- **GIVEN EXERCISE**
In full and without alteration, repeat the material.

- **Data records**
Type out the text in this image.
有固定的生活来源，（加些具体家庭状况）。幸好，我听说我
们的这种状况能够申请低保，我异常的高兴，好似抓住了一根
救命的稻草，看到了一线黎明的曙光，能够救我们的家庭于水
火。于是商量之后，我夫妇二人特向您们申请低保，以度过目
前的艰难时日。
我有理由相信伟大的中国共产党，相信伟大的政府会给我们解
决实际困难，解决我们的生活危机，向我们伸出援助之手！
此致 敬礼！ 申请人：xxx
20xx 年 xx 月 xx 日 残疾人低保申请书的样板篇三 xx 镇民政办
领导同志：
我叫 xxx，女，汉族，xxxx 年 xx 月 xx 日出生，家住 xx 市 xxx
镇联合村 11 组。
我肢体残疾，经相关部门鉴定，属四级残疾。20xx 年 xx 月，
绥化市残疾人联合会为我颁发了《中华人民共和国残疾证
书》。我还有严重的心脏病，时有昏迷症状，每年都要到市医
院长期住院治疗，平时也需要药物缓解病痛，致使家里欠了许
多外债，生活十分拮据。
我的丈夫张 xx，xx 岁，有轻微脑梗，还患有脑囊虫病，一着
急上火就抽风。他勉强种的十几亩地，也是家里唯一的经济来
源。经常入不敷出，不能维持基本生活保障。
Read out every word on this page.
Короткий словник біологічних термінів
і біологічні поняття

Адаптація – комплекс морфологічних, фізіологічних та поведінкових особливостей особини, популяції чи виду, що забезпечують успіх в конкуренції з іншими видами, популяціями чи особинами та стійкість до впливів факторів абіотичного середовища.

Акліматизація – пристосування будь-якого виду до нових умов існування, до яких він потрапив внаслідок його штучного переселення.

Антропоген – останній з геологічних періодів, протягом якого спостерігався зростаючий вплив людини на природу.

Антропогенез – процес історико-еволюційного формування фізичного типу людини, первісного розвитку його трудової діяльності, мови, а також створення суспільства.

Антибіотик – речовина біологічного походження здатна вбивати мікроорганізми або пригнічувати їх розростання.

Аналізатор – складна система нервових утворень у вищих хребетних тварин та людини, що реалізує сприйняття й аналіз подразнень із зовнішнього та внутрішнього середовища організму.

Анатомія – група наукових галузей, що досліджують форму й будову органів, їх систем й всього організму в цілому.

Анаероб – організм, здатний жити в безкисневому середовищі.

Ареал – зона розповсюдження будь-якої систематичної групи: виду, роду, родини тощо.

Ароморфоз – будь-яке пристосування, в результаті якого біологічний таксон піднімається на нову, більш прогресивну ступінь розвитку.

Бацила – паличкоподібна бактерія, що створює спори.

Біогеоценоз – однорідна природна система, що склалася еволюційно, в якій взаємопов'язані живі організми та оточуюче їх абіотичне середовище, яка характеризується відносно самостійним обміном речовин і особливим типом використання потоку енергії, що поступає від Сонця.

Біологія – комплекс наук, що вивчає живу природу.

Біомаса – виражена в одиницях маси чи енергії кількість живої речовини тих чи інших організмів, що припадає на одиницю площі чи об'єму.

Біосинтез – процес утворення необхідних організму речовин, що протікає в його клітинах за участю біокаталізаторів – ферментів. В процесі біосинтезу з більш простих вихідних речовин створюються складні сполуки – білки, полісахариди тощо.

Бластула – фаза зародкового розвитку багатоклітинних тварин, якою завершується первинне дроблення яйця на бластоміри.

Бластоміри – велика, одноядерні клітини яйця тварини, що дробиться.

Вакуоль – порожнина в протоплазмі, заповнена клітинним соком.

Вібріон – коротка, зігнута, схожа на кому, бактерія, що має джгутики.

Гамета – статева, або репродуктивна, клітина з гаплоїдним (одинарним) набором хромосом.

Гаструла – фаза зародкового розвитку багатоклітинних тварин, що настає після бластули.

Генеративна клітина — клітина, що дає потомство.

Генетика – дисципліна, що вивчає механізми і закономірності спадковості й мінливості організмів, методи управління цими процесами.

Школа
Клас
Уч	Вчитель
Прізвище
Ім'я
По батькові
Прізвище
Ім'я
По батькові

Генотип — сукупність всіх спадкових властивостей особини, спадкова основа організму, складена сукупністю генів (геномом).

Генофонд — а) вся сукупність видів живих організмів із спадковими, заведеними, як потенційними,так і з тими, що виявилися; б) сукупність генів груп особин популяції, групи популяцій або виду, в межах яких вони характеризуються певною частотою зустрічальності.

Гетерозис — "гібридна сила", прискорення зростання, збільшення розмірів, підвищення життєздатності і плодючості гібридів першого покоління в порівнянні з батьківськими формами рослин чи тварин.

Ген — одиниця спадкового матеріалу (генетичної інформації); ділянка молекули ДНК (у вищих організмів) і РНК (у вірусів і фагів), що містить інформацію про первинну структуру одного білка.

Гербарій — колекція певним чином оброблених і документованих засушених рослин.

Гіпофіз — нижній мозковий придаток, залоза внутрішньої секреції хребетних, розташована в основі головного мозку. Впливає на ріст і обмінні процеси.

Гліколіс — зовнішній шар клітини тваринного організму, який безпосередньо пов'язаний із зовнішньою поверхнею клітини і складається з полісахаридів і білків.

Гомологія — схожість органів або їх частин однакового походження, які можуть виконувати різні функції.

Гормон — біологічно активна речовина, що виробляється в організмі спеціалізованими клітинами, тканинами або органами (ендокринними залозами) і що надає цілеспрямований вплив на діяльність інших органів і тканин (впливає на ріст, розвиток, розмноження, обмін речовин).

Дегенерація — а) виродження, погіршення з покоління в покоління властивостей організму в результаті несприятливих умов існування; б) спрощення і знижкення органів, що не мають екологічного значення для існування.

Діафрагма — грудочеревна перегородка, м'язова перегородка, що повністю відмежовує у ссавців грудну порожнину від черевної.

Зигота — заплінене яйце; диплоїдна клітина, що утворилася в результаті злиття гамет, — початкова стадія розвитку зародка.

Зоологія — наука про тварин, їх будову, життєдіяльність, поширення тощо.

- **REPLY**
Type out the text in this image.
有固定的生活来源，（加些具体家庭状况）。幸好，我听说我
们的这种状况能够申请低保，我异常的高兴，好似抓住了一根
救命的稻草，看到了一线黎明的曙光，能够救我们的家庭于水
火。于是商量之后，我夫妇二人特向您们申请低保，以度过目
前的艰难时日。
我有理由相信伟大的中国共产党，相信伟大的政府会给我们解
决实际困难，解决我们的生活危机，向我们伸出援助之手！
此致 敬礼！ 申请人：xxx
20xx 年 xx 月 xx 日 残疾人低保申请书的样板篇三 xx 镇民政办
领导同志：
我叫 xxx，女，汉族，xxxx 年 xx 月 xx 日出生，家住 xx 市 xxx
镇联合村 11 组。
我肢体残疾，经相关部门鉴定，属四级残疾。20xx 年 xx 月，
绥化市残疾人联合会为我颁发了《中华人民共和国残疾证
书》。我还有严重的心脏病，时有昏迷症状，每年都要到市医
院长期住院治疗，平时也需要药物缓解病痛，致使家里欠了许
多外债，生活十分拮据。
我的丈夫张 xx，xx 岁，有轻微脑梗，还患有脑囊虫病，一着
急上火就抽风。他勉强种的十几亩地，也是家里唯一的经济来
源。经常入不敷出，不能维持基本生活保障。
Read out every word on this page.
Короткий словник біологічних термінів
і біологічні поняття

Адаптація – комплекс морфологічних, фізіологічних та поведінкових особливостей особини, популяції чи виду, що забезпечують успіх в конкуренції з іншими видами, популяціями чи особинами та стійкість до впливів факторів абіотичного середовища.

Акліматизація – пристосування будь-якого виду до нових умов існування, до яких він потрапив внаслідок його штучного переселення.

Антропоген – останній з геологічних періодів, протягом якого спостерігався зростаючий вплив людини на природу.

Антропогенез – процес історико-еволюційного формування фізичного типу людини, первісного розвитку його трудової діяльності, мови, а також створення суспільства.

Антибіотик – речовина біологічного походження здатна вбивати мікроорганізми або пригнічувати їх розростання.

Аналізатор – складна система нервових утворень у вищих хребетних тварин та людини, що реалізує сприйняття й аналіз подразнень із зовнішнього та внутрішнього середовища організму.

Анатомія – група наукових галузей, що досліджують форму й будову органів, їх систем й всього організму в цілому.

Анаероб – організм, здатний жити в безкисневому середовищі.

Ареал – зона розповсюдження будь-якої систематичної групи: виду, роду, родини тощо.

Ароморфоз – будь-яке пристосування, в результаті якого біологічний таксон піднімається на нову, більш прогресивну ступінь розвитку.

Бацила – паличкоподібна бактерія, що створює спори.

Біогеоценоз – однорідна природна система, що склалася еволюційно, в якій взаємопов'язані живі організми та оточуюче їх абіотичне середовище, яка характеризується відносно самостійним обміном речовин і особливим типом використання потоку енергії, що поступає від Сонця.

Біологія – комплекс наук, що вивчає живу природу.

Біомаса – виражена в одиницях маси чи енергії кількість живої речовини тих чи інших організмів, що припадає на одиницю площі чи об'єму.

Біосинтез – процес утворення необхідних організму речовин, що протікає в його клітинах за участю біокаталізаторів – ферментів. В процесі біосинтезу з більш простих вихідних речовин створюються складні сполуки – білки, полісахариди тощо.

Бластула – фаза зародкового розвитку багатоклітинних тварин, якою завершується первинне дроблення яйця на бластоміри.

Бластоміри – велика, одноядерні клітини яйця тварини, що дробиться.

Вакуоль – порожнина в протоплазмі, заповнена клітинним соком.

Вібріон – коротка, зігнута, схожа на кому, бактерія, що має джгутики.

Гамета – статева, або репродуктивна, клітина з гаплоїдним (одинарним) набором хромосом.

Гаструла – фаза зародкового розвитку багатоклітинних тварин, що настає після бластули.

Генеративна клітина — клітина, що дає потомство.

Генетика – дисципліна, що вивчає механізми і закономірності спадковості й мінливості організмів, методи управління цими процесами.

Школа
Клас
Уч	Вчитель
Прізвище
Ім'я
По батькові
Прізвище
Ім'я
По батькові

Генотип — сукупність всіх спадкових властивостей особини, спадкова основа організму, складена сукупністю генів (геномом).

Генофонд — а) вся сукупність видів живих організмів із спадковими, заведеними, як потенційними,так і з тими, що виявилися; б) сукупність генів груп особин популяції, групи популяцій або виду, в межах яких вони характеризуються певною частотою зустрічальності.

Гетерозис — "гібридна сила", прискорення зростання, збільшення розмірів, підвищення життєздатності і плодючості гібридів першого покоління в порівнянні з батьківськими формами рослин чи тварин.

Ген — одиниця спадкового матеріалу (генетичної інформації); ділянка молекули ДНК (у вищих організмів) і РНК (у вірусів і фагів), що містить інформацію про первинну структуру одного білка.

Гербарій — колекція певним чином оброблених і документованих засушених рослин.

Гіпофіз — нижній мозковий придаток, залоза внутрішньої секреції хребетних, розташована в основі головного мозку. Впливає на ріст і обмінні процеси.

Гліколіс — зовнішній шар клітини тваринного організму, який безпосередньо пов'язаний із зовнішньою поверхнею клітини і складається з полісахаридів і білків.

Гомологія — схожість органів або їх частин однакового походження, які можуть виконувати різні функції.

Гормон — біологічно активна речовина, що виробляється в організмі спеціалізованими клітинами, тканинами або органами (ендокринними залозами) і що надає цілеспрямований вплив на діяльність інших органів і тканин (впливає на ріст, розвиток, розмноження, обмін речовин).

Дегенерація — а) виродження, погіршення з покоління в покоління властивостей організму в результаті несприятливих умов існування; б) спрощення і знижкення органів, що не мають екологічного значення для існування.

Діафрагма — грудочеревна перегородка, м'язова перегородка, що повністю відмежовує у ссавців грудну порожнину від черевної.

Зигота — заплінене яйце; диплоїдна клітина, що утворилася в результаті злиття гамет, — початкова стадія розвитку зародка.

Зоологія — наука про тварин, їх будову, життєдіяльність, поширення тощо.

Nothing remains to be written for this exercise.